**WHAT IS BEING ASKED**
In the data below, find each line containing the string "author" and return it.

►

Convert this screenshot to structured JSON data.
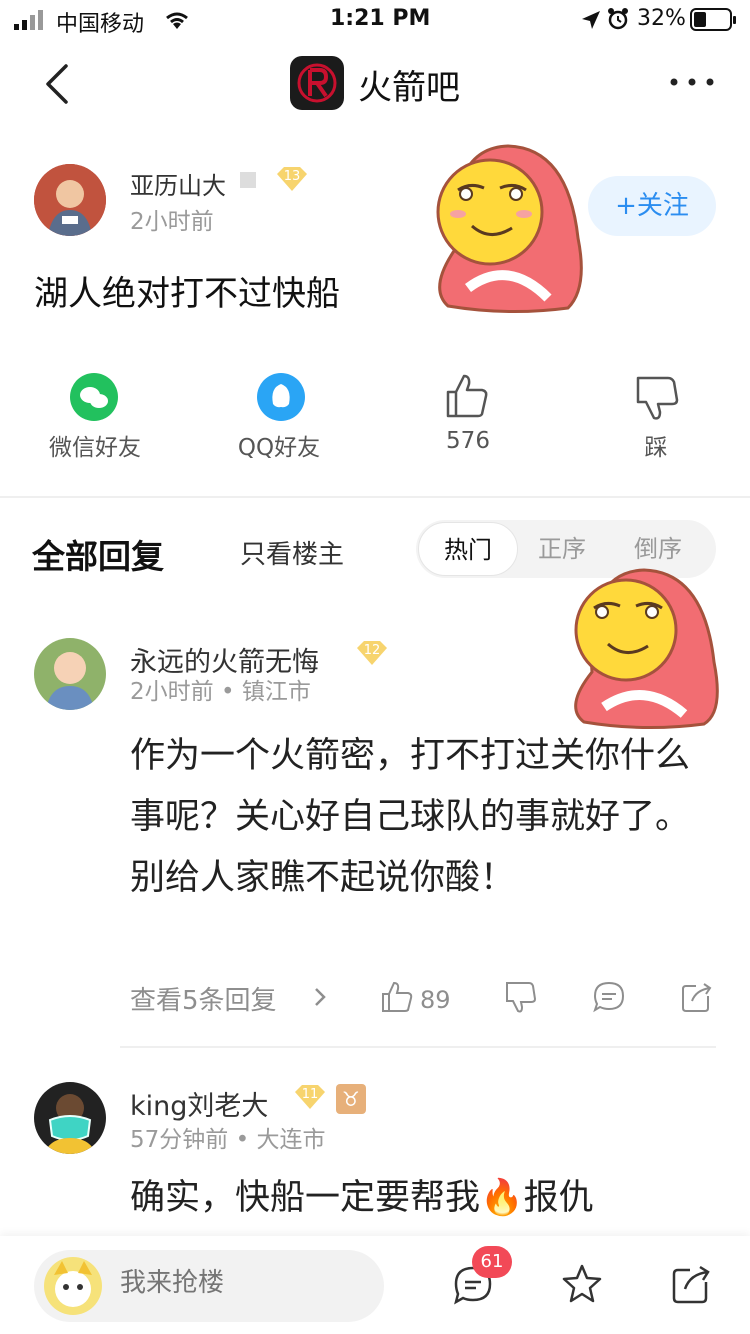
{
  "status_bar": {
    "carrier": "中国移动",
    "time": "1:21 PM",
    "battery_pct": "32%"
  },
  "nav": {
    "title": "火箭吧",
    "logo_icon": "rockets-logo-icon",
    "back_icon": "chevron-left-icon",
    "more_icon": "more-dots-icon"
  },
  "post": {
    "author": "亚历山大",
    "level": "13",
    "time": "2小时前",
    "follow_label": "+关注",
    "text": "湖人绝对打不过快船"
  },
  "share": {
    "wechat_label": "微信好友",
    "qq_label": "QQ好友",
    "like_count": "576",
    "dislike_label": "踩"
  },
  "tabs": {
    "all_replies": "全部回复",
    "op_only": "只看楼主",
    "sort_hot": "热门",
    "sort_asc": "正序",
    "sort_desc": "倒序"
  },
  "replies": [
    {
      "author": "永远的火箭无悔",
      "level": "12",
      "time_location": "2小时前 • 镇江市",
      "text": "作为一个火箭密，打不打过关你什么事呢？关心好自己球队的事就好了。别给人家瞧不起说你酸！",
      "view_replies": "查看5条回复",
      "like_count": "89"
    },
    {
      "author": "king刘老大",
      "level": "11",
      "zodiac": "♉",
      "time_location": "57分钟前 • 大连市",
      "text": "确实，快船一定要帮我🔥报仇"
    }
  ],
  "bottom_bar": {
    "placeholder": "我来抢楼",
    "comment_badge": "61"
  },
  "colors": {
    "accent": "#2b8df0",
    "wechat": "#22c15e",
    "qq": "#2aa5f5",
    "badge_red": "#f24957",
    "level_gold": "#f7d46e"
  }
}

◄

**RESULT OF THIS EXERCISE**
    "author": "亚历山大",
      "author": "永远的火箭无悔",
      "author": "king刘老大",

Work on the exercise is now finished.